§ **DIRECTIONS FOR THIS TASK**
Look through the lines below and extract each one that contains "MOVES".

(Collected data entries)
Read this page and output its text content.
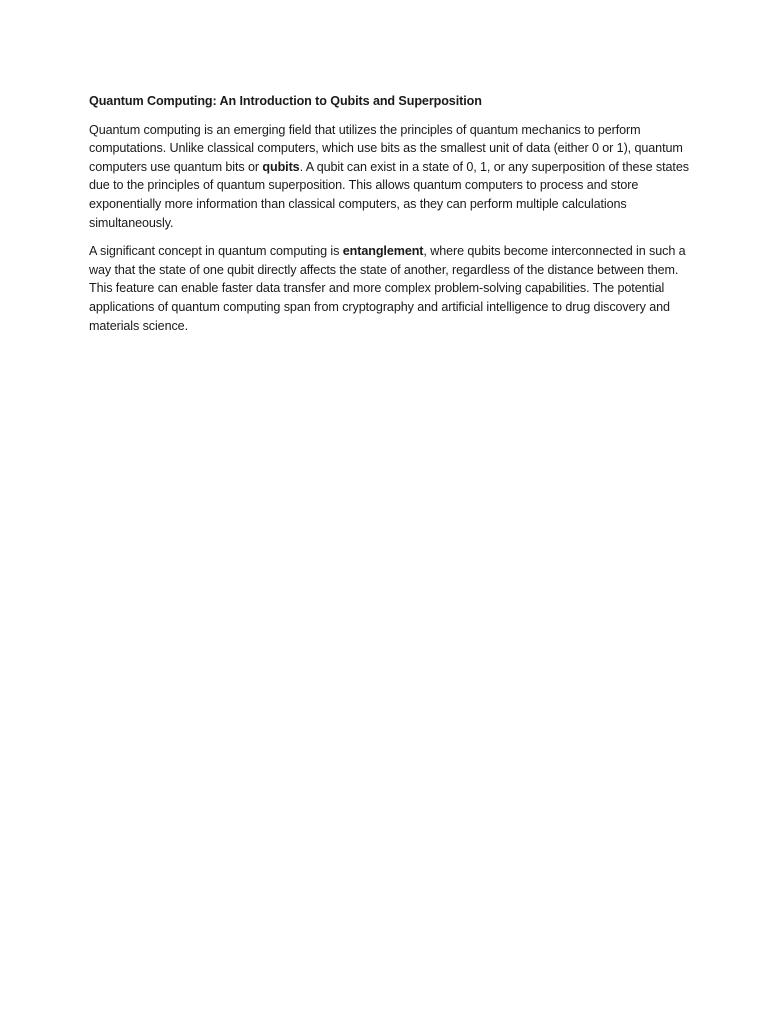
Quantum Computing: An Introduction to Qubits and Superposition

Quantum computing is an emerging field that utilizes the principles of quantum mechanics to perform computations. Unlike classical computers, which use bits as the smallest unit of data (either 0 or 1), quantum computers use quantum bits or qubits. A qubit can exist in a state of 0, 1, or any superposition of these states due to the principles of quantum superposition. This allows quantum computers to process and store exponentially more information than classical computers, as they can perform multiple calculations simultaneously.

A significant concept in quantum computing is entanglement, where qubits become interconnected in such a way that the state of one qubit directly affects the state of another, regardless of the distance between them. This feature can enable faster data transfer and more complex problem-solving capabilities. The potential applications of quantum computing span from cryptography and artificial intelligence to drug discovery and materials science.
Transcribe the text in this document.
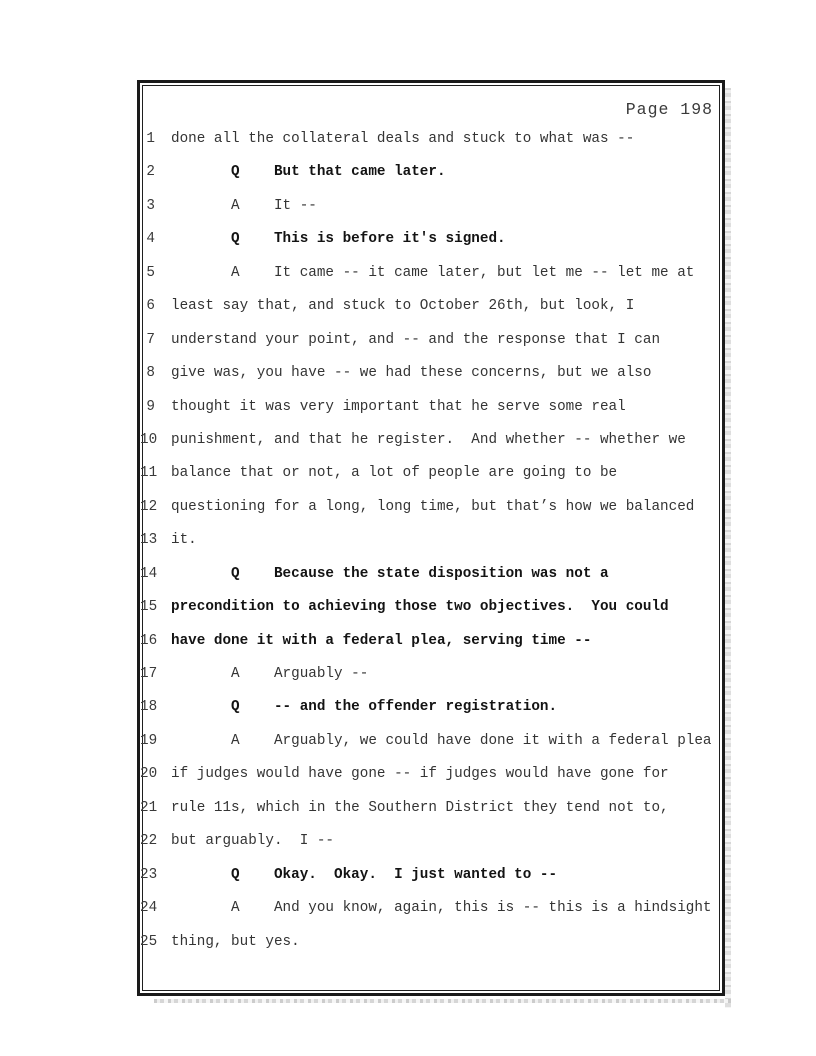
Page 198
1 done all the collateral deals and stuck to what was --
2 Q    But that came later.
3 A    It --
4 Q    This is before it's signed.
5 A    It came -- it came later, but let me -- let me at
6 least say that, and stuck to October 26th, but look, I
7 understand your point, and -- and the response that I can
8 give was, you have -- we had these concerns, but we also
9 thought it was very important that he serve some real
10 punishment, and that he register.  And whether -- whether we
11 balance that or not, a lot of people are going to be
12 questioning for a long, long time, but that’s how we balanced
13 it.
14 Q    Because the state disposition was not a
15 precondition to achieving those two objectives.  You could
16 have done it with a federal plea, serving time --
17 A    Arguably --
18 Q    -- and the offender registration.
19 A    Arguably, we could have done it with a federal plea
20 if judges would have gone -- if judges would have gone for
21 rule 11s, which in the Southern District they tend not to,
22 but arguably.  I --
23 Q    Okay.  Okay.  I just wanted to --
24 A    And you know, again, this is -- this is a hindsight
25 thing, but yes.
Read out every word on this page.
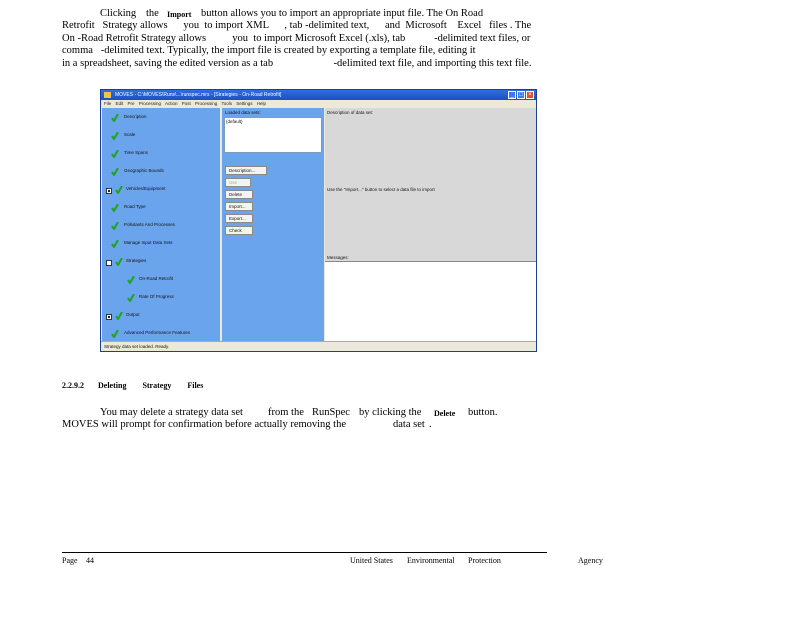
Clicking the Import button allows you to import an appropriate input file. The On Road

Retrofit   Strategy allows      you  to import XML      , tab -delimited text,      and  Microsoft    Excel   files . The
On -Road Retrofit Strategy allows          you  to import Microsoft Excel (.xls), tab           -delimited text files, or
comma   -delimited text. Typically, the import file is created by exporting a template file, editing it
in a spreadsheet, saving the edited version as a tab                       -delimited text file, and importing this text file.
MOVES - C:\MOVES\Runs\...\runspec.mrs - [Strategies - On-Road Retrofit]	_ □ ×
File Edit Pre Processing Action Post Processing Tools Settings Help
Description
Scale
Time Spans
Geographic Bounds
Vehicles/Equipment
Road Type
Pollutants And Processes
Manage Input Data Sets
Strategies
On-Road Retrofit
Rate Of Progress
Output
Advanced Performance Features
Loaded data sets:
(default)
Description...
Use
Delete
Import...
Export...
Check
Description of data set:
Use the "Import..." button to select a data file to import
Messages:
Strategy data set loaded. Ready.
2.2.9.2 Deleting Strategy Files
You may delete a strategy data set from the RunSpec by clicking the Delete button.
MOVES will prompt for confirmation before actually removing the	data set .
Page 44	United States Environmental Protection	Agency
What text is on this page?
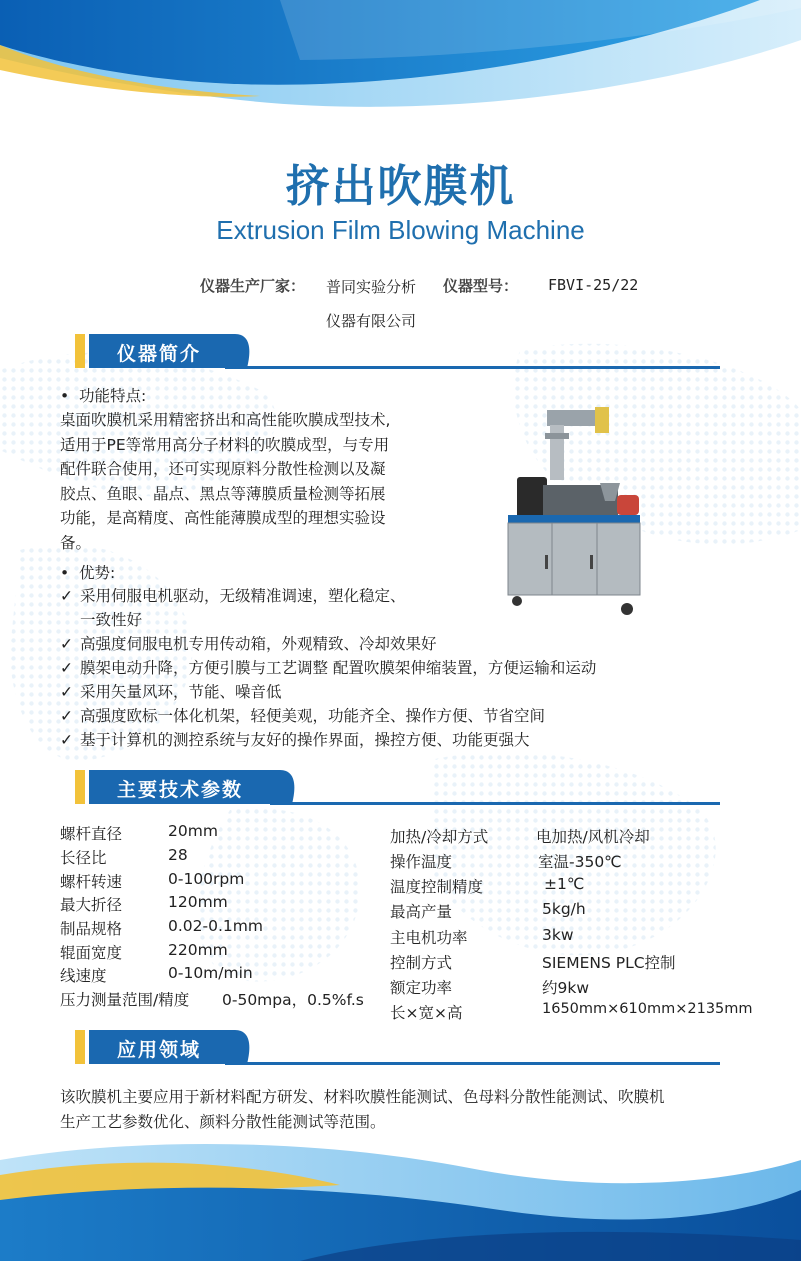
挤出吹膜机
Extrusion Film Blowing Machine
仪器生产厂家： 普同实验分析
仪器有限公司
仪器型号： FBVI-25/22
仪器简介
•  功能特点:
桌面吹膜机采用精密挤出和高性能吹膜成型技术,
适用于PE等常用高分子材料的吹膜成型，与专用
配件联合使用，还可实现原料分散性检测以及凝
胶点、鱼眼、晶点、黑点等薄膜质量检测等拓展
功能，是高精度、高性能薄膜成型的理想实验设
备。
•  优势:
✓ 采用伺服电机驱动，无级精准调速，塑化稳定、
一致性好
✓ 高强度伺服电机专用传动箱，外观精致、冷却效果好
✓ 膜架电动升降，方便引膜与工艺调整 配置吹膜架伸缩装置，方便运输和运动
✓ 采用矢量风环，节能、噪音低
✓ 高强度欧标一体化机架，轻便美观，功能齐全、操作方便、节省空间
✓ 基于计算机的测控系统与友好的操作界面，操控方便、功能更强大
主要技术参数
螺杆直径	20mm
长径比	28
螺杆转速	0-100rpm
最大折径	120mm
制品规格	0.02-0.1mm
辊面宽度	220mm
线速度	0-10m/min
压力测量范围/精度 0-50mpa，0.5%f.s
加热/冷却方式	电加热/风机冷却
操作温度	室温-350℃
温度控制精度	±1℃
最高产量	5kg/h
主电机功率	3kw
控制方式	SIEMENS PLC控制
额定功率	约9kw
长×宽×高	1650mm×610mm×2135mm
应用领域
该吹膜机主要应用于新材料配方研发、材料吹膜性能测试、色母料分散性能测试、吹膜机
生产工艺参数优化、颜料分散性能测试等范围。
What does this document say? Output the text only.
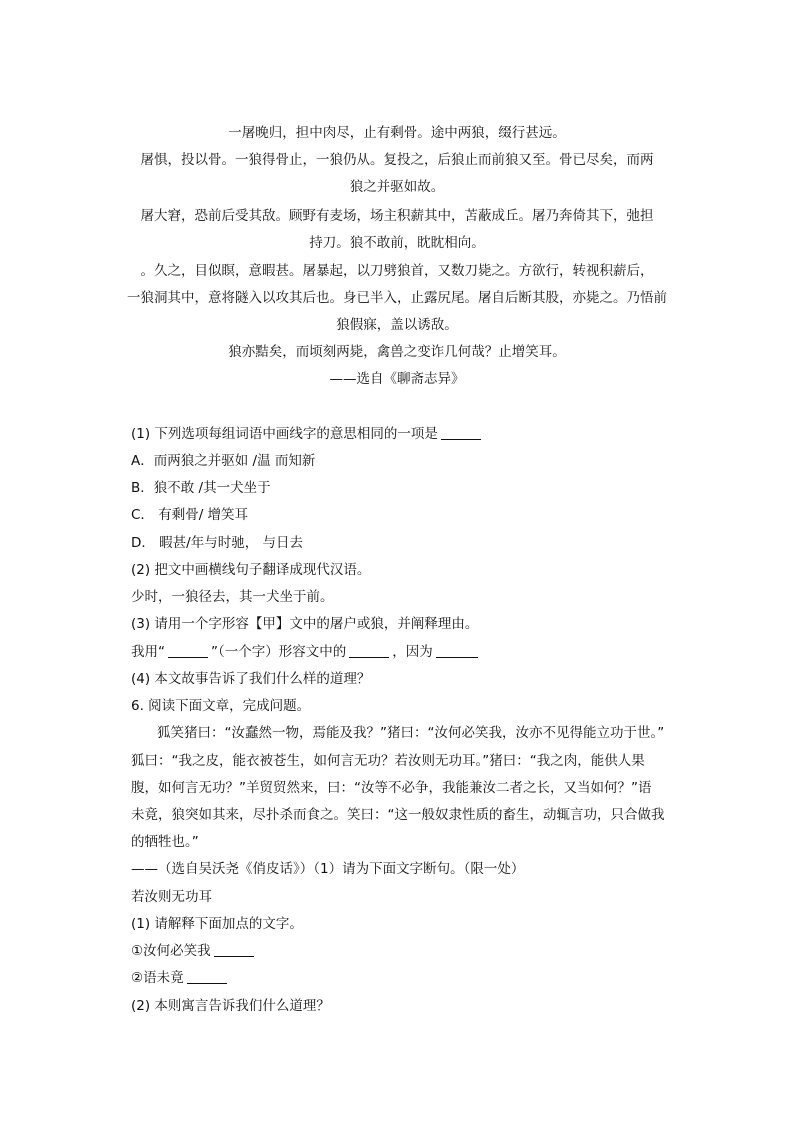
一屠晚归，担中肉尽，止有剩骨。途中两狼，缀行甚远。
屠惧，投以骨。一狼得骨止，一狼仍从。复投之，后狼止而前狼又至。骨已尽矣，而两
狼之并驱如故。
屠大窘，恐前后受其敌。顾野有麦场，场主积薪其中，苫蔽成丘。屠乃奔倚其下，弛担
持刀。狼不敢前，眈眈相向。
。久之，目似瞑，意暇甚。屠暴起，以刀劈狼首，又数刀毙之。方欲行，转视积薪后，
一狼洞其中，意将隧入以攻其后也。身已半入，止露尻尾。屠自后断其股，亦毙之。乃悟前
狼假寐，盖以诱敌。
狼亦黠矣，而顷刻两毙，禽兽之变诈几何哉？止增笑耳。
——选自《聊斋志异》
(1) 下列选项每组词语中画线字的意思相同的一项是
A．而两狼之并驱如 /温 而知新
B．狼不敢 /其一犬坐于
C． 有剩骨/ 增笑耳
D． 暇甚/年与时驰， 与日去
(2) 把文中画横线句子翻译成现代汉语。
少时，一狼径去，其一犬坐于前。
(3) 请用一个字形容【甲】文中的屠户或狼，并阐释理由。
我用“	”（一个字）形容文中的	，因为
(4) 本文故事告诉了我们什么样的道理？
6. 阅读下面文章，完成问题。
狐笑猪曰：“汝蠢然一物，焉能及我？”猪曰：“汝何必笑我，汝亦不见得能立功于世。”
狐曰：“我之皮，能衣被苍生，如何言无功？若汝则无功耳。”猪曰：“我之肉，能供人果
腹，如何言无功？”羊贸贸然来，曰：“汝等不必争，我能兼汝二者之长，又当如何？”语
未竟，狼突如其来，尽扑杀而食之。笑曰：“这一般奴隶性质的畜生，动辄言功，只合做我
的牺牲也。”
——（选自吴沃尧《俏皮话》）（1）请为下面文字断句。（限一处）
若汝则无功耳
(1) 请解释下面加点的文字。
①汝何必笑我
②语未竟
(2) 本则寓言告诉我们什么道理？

§ **TASK SOLUTION**
MOVES - C:\MOVES\Runs\...\runspec.mrs - [Strategies - On-Road Retrofit]	_ □ ×
MOVES will prompt for confirmation before actually removing the	data set .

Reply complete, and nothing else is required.